%%

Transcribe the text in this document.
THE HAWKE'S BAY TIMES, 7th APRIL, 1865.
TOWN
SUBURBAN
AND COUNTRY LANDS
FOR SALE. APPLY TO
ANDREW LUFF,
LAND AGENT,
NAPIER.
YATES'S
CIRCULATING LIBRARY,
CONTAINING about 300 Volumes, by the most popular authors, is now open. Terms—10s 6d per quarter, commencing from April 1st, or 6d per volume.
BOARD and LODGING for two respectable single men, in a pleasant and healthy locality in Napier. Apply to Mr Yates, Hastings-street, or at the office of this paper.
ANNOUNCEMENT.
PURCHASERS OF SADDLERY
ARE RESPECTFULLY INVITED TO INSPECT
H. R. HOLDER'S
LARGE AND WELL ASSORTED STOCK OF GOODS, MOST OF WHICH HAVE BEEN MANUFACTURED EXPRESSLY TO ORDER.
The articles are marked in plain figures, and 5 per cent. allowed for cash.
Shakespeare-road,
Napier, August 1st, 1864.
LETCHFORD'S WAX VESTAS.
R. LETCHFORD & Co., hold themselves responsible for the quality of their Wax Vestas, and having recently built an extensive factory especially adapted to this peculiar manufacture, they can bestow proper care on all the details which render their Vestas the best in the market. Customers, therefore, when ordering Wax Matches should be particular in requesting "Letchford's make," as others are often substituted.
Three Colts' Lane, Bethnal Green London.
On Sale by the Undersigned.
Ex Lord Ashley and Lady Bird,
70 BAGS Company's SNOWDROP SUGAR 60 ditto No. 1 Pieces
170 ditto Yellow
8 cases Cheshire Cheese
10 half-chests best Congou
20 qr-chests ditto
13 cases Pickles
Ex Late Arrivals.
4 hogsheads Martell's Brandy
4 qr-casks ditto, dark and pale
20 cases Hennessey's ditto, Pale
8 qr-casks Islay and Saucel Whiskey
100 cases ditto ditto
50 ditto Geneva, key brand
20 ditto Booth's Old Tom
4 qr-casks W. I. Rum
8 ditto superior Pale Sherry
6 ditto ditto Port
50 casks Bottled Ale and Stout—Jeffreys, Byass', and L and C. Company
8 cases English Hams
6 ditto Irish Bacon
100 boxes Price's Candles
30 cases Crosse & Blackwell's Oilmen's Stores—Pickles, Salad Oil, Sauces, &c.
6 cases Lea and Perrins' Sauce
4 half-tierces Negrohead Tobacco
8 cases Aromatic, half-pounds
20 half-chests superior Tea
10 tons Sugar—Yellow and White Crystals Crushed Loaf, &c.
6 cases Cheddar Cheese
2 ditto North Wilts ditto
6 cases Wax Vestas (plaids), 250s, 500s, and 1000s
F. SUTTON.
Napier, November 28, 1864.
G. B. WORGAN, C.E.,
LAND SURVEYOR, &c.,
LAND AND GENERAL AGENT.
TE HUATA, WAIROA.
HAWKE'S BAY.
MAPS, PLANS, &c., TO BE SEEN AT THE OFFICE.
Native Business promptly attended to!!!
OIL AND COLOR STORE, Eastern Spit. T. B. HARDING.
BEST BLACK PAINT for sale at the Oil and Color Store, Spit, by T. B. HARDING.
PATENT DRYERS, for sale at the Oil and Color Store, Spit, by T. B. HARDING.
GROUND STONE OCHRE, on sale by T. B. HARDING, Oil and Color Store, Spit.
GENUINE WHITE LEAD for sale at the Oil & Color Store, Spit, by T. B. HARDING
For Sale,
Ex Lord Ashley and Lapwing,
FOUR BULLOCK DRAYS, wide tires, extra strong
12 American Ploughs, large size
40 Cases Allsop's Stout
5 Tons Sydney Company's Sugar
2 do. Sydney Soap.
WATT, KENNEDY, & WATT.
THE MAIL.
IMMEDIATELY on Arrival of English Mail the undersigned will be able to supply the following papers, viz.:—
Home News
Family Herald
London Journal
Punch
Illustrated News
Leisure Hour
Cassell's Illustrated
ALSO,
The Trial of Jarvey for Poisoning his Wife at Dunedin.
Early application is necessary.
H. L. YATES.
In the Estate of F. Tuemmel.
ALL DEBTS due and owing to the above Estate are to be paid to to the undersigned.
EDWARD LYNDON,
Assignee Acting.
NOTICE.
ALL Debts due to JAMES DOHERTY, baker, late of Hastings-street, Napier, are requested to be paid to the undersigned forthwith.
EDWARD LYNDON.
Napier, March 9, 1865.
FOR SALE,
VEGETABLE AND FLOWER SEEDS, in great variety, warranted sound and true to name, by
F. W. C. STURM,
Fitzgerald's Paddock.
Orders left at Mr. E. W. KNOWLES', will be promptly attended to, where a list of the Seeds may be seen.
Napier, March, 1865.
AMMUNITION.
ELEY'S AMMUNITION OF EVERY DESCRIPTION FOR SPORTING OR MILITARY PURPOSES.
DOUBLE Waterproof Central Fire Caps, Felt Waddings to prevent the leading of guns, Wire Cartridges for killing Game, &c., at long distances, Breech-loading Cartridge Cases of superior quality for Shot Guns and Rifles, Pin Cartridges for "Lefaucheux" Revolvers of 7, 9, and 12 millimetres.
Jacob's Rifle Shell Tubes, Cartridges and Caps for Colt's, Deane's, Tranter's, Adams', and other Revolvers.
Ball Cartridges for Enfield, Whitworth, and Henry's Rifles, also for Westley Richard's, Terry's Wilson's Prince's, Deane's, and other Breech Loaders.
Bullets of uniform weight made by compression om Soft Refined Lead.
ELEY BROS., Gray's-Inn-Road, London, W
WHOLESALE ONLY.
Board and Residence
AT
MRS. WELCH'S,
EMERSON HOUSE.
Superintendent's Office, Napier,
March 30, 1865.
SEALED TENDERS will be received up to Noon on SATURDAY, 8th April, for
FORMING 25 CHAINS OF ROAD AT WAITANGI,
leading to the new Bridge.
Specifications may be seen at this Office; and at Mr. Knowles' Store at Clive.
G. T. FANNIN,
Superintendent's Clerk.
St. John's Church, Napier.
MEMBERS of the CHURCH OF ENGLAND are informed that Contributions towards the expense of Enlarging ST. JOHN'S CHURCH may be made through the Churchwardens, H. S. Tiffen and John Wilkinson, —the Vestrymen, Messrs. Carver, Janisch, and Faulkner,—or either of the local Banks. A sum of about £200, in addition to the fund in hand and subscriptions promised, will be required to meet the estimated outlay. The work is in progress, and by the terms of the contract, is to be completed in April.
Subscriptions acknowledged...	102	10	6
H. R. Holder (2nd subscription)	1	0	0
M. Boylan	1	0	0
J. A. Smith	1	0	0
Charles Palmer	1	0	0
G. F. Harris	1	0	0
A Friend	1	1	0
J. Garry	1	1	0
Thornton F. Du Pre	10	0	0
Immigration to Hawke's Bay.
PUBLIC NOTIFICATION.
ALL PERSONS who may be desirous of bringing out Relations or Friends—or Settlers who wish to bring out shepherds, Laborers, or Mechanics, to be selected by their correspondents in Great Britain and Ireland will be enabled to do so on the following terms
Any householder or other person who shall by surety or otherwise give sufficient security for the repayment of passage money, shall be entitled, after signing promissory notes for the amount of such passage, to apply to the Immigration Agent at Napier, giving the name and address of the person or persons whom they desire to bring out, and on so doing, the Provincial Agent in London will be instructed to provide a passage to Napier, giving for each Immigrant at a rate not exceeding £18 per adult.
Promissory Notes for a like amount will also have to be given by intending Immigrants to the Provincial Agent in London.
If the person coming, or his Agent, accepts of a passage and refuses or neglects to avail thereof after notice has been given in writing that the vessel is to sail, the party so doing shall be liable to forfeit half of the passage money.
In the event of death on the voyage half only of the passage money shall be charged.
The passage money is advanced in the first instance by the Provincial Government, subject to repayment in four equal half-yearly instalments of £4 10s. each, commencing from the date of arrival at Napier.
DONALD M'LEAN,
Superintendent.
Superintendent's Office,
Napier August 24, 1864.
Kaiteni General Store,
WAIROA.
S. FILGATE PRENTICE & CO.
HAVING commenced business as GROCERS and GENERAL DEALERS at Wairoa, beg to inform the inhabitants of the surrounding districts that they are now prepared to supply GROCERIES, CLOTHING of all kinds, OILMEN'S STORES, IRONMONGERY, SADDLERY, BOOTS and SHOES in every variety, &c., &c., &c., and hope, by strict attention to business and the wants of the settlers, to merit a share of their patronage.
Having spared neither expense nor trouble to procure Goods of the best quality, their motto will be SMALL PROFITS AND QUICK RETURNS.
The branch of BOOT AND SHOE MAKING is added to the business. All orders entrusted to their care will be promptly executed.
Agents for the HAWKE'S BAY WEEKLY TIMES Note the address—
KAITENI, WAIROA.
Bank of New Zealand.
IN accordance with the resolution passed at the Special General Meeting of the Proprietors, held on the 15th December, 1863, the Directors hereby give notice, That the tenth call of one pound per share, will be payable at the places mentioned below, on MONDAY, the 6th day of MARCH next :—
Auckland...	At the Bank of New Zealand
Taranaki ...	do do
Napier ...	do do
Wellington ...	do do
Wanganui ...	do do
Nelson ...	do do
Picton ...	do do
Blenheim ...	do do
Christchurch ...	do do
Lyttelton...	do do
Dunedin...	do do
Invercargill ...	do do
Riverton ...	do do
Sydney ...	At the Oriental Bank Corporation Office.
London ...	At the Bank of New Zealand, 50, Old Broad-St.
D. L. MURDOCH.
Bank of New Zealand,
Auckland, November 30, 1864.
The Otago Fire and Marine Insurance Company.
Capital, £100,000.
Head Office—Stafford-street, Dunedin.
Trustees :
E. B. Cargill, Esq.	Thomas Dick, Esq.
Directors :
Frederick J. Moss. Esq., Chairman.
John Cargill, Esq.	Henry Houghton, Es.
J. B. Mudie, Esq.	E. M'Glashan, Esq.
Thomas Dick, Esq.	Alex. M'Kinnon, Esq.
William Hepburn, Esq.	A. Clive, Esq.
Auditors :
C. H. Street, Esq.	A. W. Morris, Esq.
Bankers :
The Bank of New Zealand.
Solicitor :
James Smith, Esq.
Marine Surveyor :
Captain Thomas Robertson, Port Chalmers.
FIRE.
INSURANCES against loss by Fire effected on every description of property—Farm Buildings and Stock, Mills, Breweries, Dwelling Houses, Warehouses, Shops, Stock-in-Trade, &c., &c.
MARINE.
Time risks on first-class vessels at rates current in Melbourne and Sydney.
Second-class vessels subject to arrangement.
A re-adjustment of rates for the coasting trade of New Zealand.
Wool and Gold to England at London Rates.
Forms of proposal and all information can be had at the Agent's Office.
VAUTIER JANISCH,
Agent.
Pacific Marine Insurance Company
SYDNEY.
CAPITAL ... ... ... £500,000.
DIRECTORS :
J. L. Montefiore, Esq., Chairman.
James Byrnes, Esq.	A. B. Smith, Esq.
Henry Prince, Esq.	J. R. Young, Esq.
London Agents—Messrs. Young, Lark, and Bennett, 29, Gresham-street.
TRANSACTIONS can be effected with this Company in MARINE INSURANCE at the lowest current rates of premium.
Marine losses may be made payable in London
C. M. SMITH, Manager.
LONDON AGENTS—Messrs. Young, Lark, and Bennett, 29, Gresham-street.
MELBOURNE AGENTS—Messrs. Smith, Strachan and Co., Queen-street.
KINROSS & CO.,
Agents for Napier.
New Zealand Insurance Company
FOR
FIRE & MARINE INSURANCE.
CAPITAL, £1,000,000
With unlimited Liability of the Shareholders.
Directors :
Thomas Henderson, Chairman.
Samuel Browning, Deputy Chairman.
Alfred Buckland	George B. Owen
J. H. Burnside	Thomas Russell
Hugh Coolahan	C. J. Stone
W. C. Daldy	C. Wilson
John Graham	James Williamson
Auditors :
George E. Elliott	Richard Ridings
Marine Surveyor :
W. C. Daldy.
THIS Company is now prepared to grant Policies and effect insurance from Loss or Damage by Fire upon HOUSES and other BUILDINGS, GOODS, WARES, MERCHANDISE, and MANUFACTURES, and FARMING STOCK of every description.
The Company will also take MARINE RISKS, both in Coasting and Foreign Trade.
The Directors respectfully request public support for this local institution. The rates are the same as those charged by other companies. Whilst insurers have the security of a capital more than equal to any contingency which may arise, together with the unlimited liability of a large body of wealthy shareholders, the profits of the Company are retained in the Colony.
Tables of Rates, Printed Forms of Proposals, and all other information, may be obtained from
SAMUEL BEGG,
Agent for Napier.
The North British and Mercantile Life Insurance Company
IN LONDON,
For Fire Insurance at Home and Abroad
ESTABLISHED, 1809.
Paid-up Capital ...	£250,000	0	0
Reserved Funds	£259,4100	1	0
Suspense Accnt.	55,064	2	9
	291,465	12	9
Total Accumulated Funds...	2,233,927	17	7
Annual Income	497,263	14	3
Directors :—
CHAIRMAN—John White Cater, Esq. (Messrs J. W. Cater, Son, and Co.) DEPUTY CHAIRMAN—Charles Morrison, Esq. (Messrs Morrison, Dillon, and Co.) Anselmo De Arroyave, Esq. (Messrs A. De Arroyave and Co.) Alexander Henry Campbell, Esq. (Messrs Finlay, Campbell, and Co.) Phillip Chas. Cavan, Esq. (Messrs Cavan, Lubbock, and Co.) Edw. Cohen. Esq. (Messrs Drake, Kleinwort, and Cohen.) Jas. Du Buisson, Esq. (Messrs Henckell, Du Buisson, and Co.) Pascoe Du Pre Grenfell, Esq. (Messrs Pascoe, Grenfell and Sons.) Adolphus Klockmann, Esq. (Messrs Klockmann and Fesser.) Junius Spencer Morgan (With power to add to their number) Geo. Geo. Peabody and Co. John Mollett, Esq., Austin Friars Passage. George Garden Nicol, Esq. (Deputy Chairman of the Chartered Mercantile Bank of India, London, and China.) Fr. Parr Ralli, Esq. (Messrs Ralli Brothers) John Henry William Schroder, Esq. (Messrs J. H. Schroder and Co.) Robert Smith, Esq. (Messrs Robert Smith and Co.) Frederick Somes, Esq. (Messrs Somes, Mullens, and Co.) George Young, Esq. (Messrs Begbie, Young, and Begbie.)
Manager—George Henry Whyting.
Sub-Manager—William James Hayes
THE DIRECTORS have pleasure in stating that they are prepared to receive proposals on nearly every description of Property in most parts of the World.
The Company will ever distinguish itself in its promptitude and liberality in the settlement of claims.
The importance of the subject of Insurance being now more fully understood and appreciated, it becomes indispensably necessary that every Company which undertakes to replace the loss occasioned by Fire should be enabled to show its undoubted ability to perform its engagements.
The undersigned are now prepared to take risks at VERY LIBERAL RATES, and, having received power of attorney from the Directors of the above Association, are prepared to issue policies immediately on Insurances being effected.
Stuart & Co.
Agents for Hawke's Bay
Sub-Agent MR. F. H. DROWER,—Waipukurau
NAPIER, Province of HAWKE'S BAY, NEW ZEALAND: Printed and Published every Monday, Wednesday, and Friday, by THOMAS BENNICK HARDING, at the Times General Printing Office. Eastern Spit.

%%

Copy every line above in which the string "Bennett" shows up.

London Agents—Messrs. Young, Lark, and Bennett, 29, Gresham-street.
LONDON AGENTS—Messrs. Young, Lark, and Bennett, 29, Gresham-street.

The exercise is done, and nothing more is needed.